Bhebhe, with a career in international film sales, is in charge of diversity and inclusion at the massive European Film Market that runs alongside the Berlin International Film Festival.

“I’m of the mind that inclusion and diversity are not just important for the wellbeing of our societies, but are even more important in terms of business models,” he says.

Look at Hollywood, where black film is suddenly all the rage. It’s unlocked a whole new corner of the market with a new audience and the energy is spreading internationally.

“Engage is going to be practitioner-driven to create a space for people to imagine what new futures are there for African cinema,” says Mungwe.

“We wanted to make a space where we could secure resources and put those in front of people’s noses before they speak,” says Bhebhe.

“We also try to include people outside the cinema sector who can help with finance and setting up funds and business models,” says Mungwe.

“We know we’re not going to destroy capitalism. We’re looking to create alternative systems, using technology and such,” says Bhebhe.

...

At the Maharani Hotel the next morning, the internationally acclaimed queer Xhosa performance and tapestry artist Athi-Patra Ruga makes my breakfast turn cold. I’m gripped by the film he’s pitching to me, The Lunar Songbook – Iinyanga Zonyaka, a “tragical musical” with rural Xhosa rituals, a display of the “hedonism in utopian Azania”, a searing lesbian love story and visually dense maze of imagery that tackles the great textbook scandal.

As sumptuous as it is political, and decolonised at every step – to mark time, Western months are replaced by farming seasons for example – this is the kind of South African film we haven’t seen before.

And Ruga is just one of six young future film stars partaking in Realness, an African screenwriters’ residency that includes such arresting new talent as Hajooj Kuka from the Sudan. Another South African in the Realness programme is Fanyana Hlabangane, who is telling a kind of ancestral ghost story where “the lives of estranged brothers Tito and Kgabane are thrown into disarray by the inexplicable arrival of their dead mother in the flesh”. Then there’s Cape Town-based Kenyan storyteller Silas Miami, who is telling a story of queer identity and display involving Miles, who we meet at his grandmother’s funeral.

...

The real future film action is happening among the 20 projects chosen to pitch at the documentary and fiction film finance forums at the FilmMart. The projects are rehearsed, prepped and pitched to the industry – representatives from leading broadcasters (including BBC and Al Jazeera) and top festivals from around the world.

Head of the documentary pitches Don Edkins is pleased with how the pitches are attracting investors.

“A quick analysis shows that in the past six years about 55% of the projects pitched have been made into films or are in production,” he says.

He runs me through the films and you’d have to be blind not to see the proliferation of women’s voices and queer stories.

A hard rock band flaring up in Zimbabwe; the story of activist Dulcie September; a rumination on African women and sex; life in a Jewish old age home in Cape Town; investigations into the “missing middle class”; the tale of a woman truck driver; and an exposé about a high profile rape case.

And over at the fiction pitches it’s just as lit. There’s a coming-of-age comedy about a bisexual teen in the township; an intense character study of a Pan Africanist Congress activist; a historical reversioning of the missionary tale; and the winner of several prizes at this year’s market, a film called The Bursary. Pitched by young KwaZulu-Natal film maker Nomawonga Khumalo, it tells the story of Khethiwe, who wins a “maiden bursary” for virgins but must face a difficult decision after she is sexually assaulted.

Compared with the fare over at the festival, I’m left wondering if we can’t just fast-forward a few years.

*Data extract*.
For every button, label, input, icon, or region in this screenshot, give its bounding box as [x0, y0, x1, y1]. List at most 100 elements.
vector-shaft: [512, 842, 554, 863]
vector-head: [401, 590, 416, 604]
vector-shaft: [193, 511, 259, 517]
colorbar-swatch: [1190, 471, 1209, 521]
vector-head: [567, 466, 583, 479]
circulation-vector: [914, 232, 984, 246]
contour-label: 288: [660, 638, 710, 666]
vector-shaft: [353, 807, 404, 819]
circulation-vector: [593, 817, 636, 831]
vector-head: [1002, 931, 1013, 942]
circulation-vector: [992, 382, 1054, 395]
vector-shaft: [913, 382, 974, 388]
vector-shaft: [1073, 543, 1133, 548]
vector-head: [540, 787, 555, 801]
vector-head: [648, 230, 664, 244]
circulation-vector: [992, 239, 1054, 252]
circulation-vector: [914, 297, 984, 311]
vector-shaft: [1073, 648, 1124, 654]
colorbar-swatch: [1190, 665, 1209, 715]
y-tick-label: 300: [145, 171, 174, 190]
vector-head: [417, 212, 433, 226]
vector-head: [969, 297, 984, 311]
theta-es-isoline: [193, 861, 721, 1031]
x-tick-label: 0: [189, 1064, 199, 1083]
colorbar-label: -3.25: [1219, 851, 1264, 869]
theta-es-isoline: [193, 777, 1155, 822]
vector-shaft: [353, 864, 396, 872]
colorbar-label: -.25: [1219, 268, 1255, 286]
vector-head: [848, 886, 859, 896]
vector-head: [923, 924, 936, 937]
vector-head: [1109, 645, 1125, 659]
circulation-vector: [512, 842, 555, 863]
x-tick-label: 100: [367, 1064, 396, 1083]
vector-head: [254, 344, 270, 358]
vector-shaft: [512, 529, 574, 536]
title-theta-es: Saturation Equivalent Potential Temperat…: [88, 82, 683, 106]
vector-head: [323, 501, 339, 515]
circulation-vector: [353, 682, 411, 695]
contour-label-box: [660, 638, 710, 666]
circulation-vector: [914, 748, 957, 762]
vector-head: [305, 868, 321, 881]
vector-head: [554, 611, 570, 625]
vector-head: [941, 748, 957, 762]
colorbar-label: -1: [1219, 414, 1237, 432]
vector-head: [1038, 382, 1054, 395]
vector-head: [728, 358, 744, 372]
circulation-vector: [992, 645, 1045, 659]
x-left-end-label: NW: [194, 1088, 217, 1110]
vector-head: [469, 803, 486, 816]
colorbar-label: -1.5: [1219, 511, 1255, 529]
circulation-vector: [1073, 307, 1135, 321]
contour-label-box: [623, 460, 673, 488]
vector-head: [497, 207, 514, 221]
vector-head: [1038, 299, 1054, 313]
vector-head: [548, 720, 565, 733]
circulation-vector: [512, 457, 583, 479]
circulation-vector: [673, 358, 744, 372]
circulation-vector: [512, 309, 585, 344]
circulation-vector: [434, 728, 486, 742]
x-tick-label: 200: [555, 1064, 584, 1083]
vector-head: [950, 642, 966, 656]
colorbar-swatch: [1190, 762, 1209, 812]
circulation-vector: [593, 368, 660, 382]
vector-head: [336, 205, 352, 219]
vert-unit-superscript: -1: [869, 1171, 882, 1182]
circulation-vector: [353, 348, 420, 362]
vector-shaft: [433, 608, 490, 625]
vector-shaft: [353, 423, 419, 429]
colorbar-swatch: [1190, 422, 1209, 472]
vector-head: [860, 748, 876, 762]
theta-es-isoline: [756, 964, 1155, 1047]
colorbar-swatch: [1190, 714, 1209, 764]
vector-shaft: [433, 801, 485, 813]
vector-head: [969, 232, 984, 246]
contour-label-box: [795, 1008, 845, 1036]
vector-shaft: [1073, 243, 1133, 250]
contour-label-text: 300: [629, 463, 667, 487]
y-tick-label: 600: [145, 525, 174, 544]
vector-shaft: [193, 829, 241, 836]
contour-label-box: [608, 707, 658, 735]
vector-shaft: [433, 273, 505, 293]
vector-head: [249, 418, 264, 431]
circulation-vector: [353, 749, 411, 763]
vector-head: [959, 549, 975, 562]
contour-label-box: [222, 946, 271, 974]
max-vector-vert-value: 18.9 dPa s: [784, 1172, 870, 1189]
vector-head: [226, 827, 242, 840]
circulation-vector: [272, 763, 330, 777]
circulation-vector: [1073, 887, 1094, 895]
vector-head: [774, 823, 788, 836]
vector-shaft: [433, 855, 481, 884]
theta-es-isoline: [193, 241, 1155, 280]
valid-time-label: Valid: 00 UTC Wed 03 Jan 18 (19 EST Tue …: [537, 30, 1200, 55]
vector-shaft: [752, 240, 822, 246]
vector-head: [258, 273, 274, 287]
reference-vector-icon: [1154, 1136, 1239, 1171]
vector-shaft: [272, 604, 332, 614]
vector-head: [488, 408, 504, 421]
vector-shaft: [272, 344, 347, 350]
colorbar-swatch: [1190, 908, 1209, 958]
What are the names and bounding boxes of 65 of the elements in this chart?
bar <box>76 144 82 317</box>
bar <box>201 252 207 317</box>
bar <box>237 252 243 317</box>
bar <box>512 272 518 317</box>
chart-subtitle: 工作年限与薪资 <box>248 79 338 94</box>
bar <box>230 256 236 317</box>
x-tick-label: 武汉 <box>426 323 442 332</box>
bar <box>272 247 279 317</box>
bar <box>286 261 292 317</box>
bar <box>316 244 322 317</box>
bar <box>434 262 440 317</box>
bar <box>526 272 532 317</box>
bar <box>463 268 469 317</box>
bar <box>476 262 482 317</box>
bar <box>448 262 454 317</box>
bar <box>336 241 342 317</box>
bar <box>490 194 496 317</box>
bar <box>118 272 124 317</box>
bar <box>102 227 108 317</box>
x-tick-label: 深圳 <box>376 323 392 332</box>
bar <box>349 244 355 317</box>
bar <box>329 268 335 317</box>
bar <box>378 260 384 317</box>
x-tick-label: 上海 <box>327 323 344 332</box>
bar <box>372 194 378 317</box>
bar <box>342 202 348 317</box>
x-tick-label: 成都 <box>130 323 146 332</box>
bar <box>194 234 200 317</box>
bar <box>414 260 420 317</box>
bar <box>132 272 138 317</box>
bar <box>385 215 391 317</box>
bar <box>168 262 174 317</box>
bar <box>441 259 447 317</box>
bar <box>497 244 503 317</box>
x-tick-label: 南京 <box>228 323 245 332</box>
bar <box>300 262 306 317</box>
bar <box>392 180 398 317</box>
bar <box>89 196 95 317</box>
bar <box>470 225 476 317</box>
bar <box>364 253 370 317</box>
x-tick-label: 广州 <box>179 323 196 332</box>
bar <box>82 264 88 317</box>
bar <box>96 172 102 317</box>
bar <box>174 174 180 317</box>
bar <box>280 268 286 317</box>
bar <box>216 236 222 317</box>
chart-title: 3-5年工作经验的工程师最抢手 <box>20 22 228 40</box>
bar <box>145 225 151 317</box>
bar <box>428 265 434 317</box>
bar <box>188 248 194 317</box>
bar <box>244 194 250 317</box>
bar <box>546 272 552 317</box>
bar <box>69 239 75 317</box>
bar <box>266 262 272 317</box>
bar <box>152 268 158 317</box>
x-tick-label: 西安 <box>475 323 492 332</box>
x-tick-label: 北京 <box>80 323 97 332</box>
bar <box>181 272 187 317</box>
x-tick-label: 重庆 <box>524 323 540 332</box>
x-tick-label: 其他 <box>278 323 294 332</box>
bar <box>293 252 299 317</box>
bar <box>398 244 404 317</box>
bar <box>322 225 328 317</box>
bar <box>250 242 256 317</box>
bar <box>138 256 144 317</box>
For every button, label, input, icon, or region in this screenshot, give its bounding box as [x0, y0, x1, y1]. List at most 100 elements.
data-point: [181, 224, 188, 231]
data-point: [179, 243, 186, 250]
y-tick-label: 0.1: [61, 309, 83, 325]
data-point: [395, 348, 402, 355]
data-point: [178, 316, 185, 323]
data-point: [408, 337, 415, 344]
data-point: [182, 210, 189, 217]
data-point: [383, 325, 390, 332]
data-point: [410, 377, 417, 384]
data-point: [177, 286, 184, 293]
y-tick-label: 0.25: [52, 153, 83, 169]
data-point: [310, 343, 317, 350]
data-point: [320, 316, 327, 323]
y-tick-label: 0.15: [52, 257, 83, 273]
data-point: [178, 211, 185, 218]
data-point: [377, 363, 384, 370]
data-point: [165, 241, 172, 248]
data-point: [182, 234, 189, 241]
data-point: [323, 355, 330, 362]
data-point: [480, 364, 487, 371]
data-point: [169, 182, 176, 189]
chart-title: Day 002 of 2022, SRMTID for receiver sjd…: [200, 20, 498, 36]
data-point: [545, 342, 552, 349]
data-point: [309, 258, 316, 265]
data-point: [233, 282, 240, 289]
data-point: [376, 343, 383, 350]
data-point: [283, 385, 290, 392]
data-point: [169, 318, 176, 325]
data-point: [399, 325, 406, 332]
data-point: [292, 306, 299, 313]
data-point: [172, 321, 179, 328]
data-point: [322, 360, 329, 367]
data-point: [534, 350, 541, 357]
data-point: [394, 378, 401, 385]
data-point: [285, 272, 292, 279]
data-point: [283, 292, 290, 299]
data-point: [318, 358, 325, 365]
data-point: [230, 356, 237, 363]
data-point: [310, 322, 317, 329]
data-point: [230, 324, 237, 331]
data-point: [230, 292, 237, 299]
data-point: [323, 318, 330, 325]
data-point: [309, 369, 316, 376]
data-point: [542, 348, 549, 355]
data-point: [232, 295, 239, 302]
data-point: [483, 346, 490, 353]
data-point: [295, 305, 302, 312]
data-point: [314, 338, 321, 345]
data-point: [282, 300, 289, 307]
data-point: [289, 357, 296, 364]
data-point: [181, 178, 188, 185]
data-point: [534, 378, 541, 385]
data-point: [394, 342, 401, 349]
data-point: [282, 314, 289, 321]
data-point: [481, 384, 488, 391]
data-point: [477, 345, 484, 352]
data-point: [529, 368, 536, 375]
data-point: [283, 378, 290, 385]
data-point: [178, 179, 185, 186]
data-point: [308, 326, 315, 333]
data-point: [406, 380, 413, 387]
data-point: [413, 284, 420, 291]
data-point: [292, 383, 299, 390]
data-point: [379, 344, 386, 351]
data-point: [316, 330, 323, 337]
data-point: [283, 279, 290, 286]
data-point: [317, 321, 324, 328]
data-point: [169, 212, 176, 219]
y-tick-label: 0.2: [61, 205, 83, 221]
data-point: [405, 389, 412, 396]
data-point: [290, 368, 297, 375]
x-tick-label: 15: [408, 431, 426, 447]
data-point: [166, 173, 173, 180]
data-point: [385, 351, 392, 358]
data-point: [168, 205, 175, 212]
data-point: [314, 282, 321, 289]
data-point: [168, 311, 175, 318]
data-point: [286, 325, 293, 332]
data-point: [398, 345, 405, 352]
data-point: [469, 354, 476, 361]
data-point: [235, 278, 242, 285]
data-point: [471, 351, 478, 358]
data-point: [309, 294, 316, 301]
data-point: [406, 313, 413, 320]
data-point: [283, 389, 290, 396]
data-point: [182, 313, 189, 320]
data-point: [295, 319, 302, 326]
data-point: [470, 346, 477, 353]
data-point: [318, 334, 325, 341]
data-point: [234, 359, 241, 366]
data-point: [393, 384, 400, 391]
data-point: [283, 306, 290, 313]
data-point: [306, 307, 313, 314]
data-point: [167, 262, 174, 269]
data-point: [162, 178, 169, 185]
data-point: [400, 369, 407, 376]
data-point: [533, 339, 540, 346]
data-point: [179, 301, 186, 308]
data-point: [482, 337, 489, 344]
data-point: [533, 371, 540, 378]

*Activity*.
Answer these questions from the text on African film projects:
(a) At which hotel does Athi-Patra Ruga pitch The Lunar Songbook?
(b) According to Don Edkins, about what share of the projects pitched in the past six years have been made into films or are in production?
(c) Who pitched The Bursary?

*Solution to this problem*.
(a) The Maharani Hotel.
(b) About 55%.
(c) Nomawonga Khumalo, a young filmmaker from KwaZulu-Natal.